■ **Problem**
Lines holding the string "Paralabrax" are the ones to copy from this listing.

■ **Data rows**
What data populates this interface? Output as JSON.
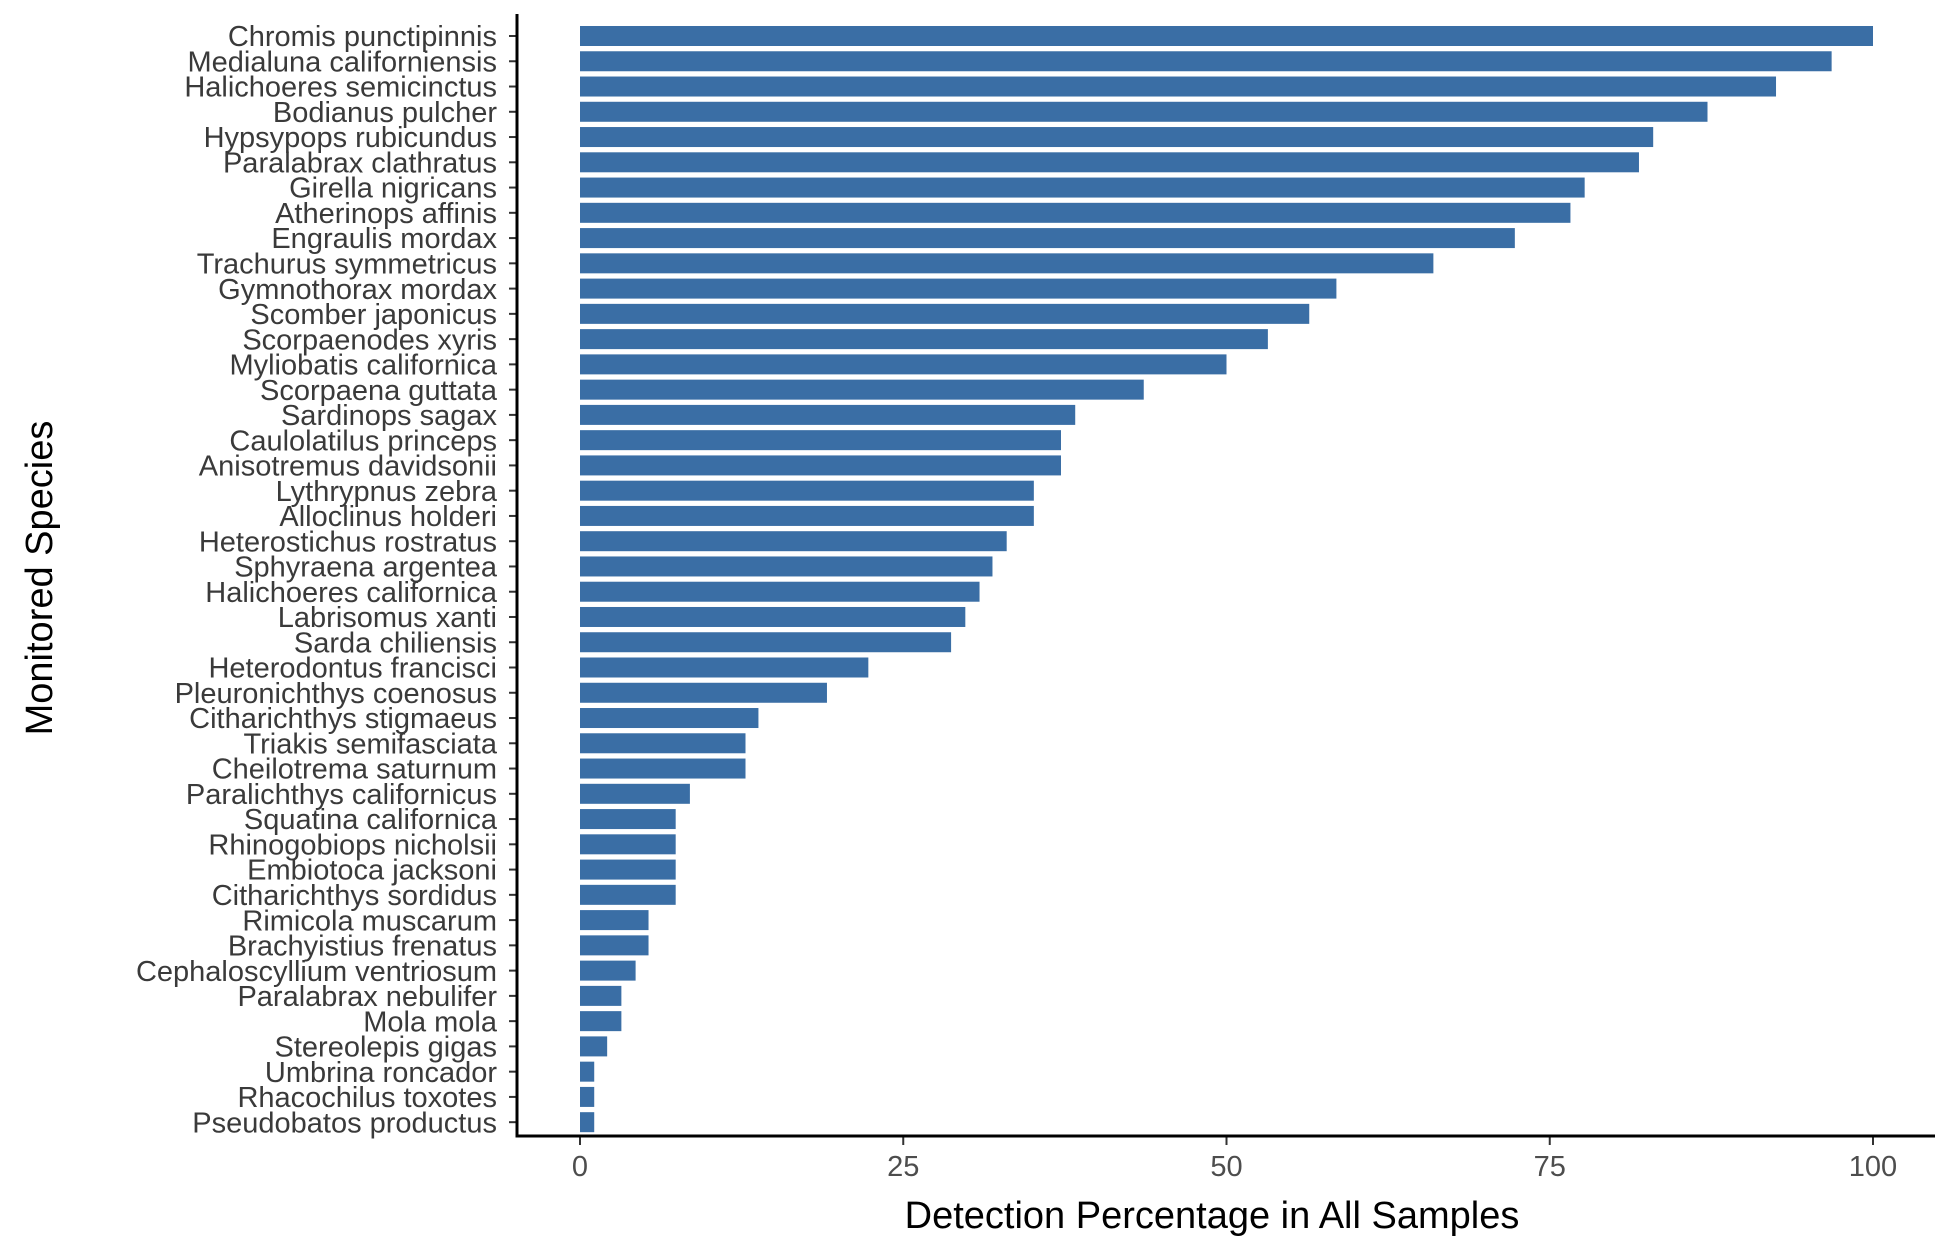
{
  "colors": {
    "bar": "#3a6ea5",
    "axis": "#000000",
    "text": "#3a3a3a"
  },
  "chart_data": {
    "type": "bar",
    "orientation": "horizontal",
    "title": "",
    "xlabel": "Detection Percentage in All Samples",
    "ylabel": "Monitored Species",
    "xlim": [
      0,
      100
    ],
    "x_ticks": [
      0,
      25,
      50,
      75,
      100
    ],
    "grid": false,
    "legend": "none",
    "categories": [
      "Chromis punctipinnis",
      "Medialuna californiensis",
      "Halichoeres semicinctus",
      "Bodianus pulcher",
      "Hypsypops rubicundus",
      "Paralabrax clathratus",
      "Girella nigricans",
      "Atherinops affinis",
      "Engraulis mordax",
      "Trachurus symmetricus",
      "Gymnothorax mordax",
      "Scomber japonicus",
      "Scorpaenodes xyris",
      "Myliobatis californica",
      "Scorpaena guttata",
      "Sardinops sagax",
      "Caulolatilus princeps",
      "Anisotremus davidsonii",
      "Lythrypnus zebra",
      "Alloclinus holderi",
      "Heterostichus rostratus",
      "Sphyraena argentea",
      "Halichoeres californica",
      "Labrisomus xanti",
      "Sarda chiliensis",
      "Heterodontus francisci",
      "Pleuronichthys coenosus",
      "Citharichthys stigmaeus",
      "Triakis semifasciata",
      "Cheilotrema saturnum",
      "Paralichthys californicus",
      "Squatina californica",
      "Rhinogobiops nicholsii",
      "Embiotoca jacksoni",
      "Citharichthys sordidus",
      "Rimicola muscarum",
      "Brachyistius frenatus",
      "Cephaloscyllium ventriosum",
      "Paralabrax nebulifer",
      "Mola mola",
      "Stereolepis gigas",
      "Umbrina roncador",
      "Rhacochilus toxotes",
      "Pseudobatos productus"
    ],
    "values": [
      100,
      96.8,
      92.5,
      87.2,
      83,
      81.9,
      77.7,
      76.6,
      72.3,
      66,
      58.5,
      56.4,
      53.2,
      50,
      43.6,
      38.3,
      37.2,
      37.2,
      35.1,
      35.1,
      33,
      31.9,
      30.9,
      29.8,
      28.7,
      22.3,
      19.1,
      13.8,
      12.8,
      12.8,
      8.5,
      7.4,
      7.4,
      7.4,
      7.4,
      5.3,
      5.3,
      4.3,
      3.2,
      3.2,
      2.1,
      1.1,
      1.1,
      1.1
    ]
  }
}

■ **Output of the exercise**
      "Paralabrax clathratus",
      "Paralabrax nebulifer",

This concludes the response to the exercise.